** PROBLEM TO WORK ON **
Go through the data below. Pull out every line that has the word "this".

** RECORDS PROVIDED **
* * * * * * * * *
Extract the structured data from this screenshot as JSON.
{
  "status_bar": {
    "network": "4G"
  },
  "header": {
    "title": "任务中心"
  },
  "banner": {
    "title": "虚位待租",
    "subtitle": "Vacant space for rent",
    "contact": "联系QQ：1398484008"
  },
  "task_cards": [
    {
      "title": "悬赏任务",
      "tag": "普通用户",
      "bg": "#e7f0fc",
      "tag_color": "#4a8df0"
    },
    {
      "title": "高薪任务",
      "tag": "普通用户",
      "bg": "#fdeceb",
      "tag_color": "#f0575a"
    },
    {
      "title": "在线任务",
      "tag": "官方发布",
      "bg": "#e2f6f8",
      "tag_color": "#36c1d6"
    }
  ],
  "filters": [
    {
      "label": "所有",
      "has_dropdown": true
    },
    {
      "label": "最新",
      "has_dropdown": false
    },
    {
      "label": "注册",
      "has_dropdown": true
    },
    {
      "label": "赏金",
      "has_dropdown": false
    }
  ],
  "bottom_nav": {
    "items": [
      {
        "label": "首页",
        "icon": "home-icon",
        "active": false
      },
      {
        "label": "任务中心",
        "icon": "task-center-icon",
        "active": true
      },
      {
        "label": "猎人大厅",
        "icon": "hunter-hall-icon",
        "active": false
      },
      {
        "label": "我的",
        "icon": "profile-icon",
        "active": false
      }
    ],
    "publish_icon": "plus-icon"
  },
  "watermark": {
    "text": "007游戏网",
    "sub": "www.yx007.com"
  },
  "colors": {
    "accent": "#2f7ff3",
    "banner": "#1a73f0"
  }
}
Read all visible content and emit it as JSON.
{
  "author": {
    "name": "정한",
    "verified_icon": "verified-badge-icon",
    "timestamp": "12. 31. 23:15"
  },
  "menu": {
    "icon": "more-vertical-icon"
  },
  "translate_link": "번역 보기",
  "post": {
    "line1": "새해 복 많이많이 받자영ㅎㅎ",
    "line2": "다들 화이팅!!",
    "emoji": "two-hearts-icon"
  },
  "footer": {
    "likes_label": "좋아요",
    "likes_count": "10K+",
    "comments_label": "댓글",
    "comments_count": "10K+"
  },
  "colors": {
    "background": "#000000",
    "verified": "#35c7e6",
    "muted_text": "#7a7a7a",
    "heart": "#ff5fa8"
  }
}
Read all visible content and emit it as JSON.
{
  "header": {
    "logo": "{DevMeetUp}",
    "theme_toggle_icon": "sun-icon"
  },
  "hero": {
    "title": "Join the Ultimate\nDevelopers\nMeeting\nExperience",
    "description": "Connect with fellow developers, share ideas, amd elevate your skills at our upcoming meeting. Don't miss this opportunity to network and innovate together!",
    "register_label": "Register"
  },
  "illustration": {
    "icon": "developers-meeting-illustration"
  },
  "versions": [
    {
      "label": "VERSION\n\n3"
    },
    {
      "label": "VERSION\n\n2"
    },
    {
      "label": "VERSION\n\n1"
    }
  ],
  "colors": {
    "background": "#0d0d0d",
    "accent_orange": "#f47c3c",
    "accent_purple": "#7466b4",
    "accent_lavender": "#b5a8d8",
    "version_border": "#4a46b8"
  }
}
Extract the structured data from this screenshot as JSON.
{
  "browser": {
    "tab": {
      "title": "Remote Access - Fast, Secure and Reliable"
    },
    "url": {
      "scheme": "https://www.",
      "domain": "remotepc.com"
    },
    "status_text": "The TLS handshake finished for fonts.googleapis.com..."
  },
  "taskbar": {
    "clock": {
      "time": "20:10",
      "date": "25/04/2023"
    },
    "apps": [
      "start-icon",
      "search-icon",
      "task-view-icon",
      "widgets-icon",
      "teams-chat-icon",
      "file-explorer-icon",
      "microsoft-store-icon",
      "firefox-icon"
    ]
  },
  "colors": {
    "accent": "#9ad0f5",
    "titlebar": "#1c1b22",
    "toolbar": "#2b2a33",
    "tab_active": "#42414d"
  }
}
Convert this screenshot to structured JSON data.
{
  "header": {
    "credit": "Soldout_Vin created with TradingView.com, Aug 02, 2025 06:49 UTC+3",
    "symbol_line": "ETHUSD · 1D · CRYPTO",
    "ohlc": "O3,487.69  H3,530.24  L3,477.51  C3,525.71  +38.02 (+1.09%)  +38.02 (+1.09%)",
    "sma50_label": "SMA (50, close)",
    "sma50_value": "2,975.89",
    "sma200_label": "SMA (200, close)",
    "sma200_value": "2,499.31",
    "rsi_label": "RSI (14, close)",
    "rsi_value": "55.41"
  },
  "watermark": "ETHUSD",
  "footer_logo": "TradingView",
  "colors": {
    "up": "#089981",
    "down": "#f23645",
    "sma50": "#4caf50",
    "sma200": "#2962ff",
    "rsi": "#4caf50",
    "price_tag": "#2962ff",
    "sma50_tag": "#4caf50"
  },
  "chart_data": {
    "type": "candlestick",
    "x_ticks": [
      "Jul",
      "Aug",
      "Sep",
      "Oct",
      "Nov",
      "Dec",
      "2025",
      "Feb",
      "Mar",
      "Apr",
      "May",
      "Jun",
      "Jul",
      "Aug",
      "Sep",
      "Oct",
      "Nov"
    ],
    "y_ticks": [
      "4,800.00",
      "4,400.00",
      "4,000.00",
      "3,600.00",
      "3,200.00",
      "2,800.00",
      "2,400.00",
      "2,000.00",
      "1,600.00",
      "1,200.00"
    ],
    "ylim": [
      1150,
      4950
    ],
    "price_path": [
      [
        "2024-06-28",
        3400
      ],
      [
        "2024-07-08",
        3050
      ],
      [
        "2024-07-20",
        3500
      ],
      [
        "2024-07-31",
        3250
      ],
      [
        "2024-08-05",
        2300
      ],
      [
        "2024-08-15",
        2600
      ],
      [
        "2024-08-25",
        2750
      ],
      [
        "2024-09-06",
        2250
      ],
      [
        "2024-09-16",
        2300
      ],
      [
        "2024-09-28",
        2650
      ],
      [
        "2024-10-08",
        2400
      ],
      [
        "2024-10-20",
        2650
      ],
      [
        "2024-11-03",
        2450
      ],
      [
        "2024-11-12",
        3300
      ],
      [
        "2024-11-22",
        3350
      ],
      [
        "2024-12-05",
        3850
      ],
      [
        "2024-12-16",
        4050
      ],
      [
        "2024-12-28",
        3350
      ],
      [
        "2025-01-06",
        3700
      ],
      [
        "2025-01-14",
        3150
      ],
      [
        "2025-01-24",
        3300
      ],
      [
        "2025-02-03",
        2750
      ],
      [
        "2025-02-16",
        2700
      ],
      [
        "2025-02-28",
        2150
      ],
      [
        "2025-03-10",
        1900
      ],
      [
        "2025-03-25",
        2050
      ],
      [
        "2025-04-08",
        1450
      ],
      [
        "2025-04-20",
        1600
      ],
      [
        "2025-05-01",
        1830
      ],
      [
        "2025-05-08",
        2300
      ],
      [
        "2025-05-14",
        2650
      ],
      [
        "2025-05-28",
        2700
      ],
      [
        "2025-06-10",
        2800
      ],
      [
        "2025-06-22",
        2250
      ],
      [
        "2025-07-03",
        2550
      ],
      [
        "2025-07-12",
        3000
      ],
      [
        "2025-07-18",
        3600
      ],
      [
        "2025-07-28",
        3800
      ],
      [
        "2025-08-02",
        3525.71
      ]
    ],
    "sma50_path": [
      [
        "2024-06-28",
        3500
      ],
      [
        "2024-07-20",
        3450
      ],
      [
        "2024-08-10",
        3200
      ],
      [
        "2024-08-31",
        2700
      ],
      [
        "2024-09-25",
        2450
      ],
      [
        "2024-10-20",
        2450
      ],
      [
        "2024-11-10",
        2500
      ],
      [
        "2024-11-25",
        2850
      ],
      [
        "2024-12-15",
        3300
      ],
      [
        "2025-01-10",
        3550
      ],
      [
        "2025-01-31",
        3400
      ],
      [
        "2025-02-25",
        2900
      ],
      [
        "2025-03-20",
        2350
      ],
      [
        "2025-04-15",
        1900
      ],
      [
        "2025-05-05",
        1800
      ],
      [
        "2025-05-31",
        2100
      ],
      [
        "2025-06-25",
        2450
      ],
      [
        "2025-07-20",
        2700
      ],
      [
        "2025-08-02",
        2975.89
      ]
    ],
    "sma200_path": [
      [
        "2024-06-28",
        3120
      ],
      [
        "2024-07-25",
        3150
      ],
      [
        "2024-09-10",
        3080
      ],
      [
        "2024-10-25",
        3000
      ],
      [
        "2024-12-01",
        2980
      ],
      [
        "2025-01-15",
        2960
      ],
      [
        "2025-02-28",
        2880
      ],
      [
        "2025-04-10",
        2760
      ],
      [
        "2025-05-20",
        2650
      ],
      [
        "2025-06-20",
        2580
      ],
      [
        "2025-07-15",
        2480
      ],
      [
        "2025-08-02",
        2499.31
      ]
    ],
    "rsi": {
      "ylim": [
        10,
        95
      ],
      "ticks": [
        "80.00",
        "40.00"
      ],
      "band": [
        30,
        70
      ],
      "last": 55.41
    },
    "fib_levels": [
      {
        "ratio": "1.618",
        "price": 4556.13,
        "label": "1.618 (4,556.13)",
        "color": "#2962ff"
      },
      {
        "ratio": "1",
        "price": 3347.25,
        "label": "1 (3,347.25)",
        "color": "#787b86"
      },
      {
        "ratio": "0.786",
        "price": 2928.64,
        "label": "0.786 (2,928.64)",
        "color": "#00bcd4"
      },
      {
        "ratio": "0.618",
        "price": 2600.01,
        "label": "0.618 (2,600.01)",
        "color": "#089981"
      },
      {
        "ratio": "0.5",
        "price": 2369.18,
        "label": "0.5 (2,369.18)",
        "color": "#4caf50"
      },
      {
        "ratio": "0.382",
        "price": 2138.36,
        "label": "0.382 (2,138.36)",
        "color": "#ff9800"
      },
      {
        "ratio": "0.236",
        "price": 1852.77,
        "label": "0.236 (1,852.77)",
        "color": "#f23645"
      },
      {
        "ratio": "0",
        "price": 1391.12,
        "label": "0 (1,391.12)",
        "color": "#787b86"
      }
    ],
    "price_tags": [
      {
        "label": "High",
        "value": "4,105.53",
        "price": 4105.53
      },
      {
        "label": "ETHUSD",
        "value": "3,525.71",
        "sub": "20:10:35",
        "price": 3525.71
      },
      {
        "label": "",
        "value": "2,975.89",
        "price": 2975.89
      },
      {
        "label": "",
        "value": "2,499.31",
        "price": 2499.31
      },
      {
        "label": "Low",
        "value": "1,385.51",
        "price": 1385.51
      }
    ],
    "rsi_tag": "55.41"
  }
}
* * * * * * * * *
** RESULT BELOW **
Extract the structured data from this screenshot as JSON.
    "description": "Connect with fellow developers, share ideas, amd elevate your skills at our upcoming meeting. Don't miss this opportunity to network and innovate together!",
Extract the structured data from this screenshot as JSON.
Convert this screenshot to structured JSON data.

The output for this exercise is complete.